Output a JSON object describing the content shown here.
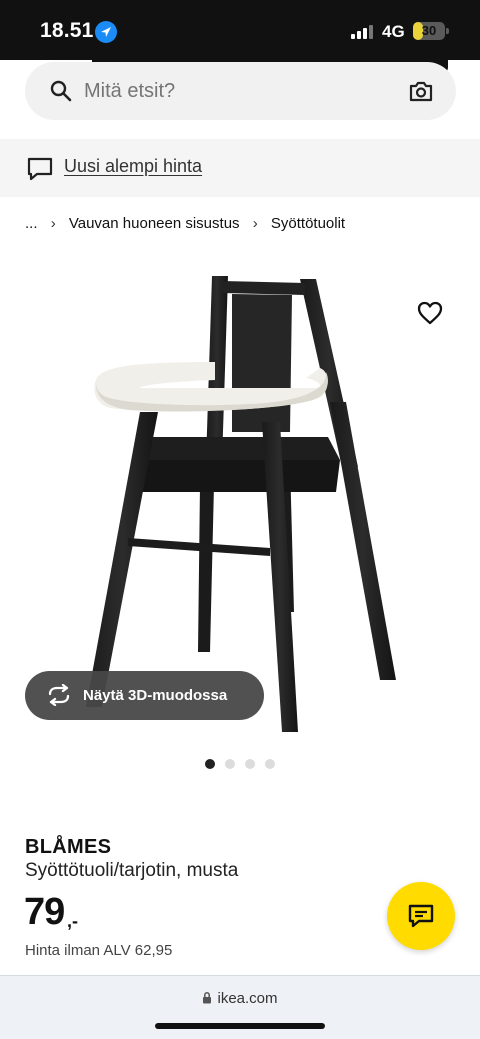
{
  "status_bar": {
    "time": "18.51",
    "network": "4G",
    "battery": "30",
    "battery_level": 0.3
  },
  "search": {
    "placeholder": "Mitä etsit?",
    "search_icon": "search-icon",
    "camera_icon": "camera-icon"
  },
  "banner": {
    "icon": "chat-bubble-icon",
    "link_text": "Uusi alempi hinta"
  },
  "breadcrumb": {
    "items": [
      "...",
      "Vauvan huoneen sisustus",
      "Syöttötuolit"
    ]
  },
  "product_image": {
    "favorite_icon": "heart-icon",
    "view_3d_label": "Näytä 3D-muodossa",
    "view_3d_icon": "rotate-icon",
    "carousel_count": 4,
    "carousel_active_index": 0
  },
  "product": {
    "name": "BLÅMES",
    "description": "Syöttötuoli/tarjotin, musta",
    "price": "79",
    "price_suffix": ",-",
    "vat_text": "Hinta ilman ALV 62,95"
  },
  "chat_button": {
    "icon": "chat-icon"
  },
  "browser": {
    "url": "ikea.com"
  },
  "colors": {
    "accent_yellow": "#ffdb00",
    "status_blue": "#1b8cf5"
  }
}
==
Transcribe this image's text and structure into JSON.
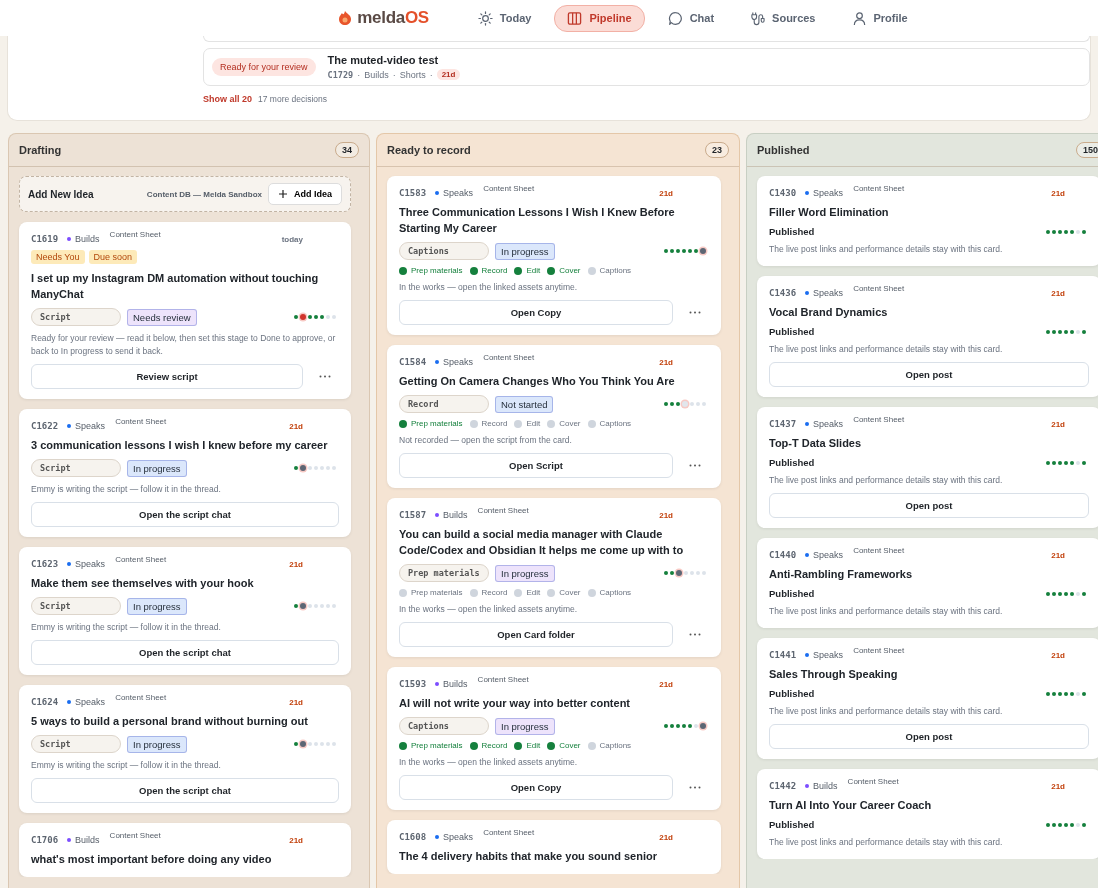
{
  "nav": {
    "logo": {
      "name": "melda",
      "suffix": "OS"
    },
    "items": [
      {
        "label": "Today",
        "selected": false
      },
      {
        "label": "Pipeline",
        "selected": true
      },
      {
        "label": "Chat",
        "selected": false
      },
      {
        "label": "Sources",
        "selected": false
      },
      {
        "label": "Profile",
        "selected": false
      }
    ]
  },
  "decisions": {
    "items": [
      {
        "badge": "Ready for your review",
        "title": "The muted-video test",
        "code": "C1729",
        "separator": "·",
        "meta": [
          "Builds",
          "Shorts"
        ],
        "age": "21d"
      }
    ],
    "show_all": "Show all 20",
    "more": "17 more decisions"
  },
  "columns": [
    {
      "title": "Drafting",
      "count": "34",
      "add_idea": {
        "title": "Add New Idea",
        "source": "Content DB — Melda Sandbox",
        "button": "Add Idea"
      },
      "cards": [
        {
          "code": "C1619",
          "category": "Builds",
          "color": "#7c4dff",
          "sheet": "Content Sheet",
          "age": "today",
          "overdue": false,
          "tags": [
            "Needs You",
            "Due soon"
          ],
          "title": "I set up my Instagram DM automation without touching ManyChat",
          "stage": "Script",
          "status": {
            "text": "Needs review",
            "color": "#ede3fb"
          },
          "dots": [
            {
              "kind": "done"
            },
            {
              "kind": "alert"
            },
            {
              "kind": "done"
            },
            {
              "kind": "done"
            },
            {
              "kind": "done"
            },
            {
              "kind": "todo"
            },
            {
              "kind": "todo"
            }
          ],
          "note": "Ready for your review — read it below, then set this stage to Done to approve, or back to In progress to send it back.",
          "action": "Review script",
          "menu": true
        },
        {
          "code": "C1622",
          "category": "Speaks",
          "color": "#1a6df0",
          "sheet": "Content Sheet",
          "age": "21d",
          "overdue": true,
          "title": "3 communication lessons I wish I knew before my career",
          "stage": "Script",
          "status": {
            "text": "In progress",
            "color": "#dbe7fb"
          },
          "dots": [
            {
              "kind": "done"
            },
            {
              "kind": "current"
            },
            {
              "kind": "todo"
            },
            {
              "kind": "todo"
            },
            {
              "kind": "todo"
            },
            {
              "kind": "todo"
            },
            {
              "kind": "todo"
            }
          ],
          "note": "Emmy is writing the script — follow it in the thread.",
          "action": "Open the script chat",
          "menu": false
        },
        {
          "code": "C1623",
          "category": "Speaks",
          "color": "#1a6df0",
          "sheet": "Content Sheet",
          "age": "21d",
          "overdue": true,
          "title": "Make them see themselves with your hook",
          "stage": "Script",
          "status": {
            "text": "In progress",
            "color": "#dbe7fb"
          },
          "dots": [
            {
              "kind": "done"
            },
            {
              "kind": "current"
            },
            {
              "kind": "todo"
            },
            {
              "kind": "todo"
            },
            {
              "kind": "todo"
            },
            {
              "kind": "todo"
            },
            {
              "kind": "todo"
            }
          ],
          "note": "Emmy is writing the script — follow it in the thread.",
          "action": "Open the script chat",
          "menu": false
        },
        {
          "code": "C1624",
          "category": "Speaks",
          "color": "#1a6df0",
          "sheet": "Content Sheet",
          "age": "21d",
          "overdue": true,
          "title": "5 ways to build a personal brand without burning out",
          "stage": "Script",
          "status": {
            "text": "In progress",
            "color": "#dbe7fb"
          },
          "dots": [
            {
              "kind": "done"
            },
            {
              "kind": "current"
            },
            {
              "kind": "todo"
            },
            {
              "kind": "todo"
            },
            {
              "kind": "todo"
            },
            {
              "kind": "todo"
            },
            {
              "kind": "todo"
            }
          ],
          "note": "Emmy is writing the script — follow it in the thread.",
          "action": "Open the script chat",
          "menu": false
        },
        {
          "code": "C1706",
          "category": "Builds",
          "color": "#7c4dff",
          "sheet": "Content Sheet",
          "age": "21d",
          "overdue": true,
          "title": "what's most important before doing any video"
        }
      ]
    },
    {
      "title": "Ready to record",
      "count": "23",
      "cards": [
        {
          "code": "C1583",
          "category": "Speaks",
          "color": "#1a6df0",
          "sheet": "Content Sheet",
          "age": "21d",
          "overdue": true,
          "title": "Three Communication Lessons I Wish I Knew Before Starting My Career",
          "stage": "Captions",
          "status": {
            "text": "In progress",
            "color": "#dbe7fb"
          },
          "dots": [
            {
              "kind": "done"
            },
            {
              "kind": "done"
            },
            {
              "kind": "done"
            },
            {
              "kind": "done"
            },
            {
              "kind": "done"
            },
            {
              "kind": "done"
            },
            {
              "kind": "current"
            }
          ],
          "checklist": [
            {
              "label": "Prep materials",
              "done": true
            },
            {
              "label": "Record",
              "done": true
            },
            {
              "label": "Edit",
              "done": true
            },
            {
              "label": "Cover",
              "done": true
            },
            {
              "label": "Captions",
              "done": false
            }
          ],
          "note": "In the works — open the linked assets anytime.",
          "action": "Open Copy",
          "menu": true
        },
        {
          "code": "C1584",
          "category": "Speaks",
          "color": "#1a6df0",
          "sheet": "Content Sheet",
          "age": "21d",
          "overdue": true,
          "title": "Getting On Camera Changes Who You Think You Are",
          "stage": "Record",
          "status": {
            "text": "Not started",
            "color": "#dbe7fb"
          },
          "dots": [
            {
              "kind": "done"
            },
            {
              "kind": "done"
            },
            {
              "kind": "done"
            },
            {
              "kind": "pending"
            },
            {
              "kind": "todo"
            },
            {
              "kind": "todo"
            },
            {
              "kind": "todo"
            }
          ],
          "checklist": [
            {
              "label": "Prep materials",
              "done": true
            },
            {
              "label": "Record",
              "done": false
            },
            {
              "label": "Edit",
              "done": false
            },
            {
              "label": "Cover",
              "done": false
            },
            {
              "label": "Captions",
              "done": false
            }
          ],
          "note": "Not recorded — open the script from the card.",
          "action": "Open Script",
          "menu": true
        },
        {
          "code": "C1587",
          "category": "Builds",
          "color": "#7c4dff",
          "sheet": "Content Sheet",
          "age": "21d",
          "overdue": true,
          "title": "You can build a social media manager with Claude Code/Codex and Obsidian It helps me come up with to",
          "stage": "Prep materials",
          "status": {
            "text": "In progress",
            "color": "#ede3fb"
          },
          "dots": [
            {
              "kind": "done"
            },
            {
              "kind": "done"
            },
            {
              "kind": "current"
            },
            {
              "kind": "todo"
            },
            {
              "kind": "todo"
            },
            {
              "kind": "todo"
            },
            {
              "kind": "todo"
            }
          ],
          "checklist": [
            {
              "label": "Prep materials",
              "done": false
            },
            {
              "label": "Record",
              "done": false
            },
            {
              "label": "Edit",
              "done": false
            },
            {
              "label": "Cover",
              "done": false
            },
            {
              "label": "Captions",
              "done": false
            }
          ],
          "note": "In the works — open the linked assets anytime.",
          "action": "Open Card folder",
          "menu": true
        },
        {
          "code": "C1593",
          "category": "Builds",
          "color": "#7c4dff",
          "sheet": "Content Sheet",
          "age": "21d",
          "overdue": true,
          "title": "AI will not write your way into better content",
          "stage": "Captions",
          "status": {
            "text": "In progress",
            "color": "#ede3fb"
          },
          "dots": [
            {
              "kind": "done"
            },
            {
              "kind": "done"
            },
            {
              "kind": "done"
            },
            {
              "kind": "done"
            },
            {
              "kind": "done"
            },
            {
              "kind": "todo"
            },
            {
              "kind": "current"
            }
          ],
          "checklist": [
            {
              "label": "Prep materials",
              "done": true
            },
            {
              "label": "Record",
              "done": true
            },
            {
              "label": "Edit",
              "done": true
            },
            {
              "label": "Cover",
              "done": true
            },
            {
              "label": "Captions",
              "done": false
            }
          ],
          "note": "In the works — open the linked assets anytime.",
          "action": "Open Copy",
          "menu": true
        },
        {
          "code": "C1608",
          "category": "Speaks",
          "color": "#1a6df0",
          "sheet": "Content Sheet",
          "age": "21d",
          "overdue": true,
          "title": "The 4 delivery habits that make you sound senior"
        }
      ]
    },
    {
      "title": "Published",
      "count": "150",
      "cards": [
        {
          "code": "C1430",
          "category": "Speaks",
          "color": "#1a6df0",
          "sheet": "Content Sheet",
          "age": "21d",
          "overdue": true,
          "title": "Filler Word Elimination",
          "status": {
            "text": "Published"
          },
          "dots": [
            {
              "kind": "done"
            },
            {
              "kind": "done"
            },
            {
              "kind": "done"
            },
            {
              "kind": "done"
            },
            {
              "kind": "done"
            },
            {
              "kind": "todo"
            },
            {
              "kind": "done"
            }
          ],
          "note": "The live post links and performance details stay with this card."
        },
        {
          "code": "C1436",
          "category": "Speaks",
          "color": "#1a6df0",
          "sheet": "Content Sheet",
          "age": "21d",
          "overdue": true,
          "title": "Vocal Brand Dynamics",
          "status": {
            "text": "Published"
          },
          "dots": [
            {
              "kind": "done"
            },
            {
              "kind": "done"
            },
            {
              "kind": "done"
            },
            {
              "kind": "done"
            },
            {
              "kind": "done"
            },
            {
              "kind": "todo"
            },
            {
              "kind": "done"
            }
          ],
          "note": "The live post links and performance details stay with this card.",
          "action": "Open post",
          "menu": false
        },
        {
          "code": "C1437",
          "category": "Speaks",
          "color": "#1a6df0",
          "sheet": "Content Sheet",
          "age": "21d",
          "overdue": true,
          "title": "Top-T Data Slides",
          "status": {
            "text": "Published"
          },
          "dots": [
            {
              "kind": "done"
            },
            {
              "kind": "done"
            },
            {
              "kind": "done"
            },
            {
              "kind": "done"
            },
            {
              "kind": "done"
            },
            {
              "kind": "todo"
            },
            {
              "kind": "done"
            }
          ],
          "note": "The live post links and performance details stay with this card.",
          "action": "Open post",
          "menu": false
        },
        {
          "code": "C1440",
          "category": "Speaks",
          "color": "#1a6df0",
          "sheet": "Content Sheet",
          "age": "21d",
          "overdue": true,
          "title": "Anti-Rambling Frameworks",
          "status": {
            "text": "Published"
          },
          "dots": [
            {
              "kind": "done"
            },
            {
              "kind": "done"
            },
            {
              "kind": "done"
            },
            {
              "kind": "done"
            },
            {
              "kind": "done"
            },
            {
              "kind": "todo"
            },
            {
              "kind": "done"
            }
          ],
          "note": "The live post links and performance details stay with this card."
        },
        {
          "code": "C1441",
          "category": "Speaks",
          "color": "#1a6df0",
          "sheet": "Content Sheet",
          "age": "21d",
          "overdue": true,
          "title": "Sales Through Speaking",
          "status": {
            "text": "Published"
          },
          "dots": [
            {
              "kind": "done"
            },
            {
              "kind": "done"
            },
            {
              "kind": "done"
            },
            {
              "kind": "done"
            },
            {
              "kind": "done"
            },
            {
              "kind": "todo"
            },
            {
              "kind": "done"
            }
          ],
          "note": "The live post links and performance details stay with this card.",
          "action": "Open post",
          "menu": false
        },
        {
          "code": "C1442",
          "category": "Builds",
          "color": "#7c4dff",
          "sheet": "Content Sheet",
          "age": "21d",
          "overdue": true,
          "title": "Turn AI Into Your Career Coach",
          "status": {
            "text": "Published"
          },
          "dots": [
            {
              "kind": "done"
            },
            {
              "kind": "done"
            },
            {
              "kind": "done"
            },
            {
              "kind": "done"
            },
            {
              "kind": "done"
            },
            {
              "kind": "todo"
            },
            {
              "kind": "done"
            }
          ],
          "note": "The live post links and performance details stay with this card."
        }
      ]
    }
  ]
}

*THE PROBLEM:* In the entries above, count each line that holds "icon". Give the total and nothing else.

*OUTPUT OF THE TASK:* 6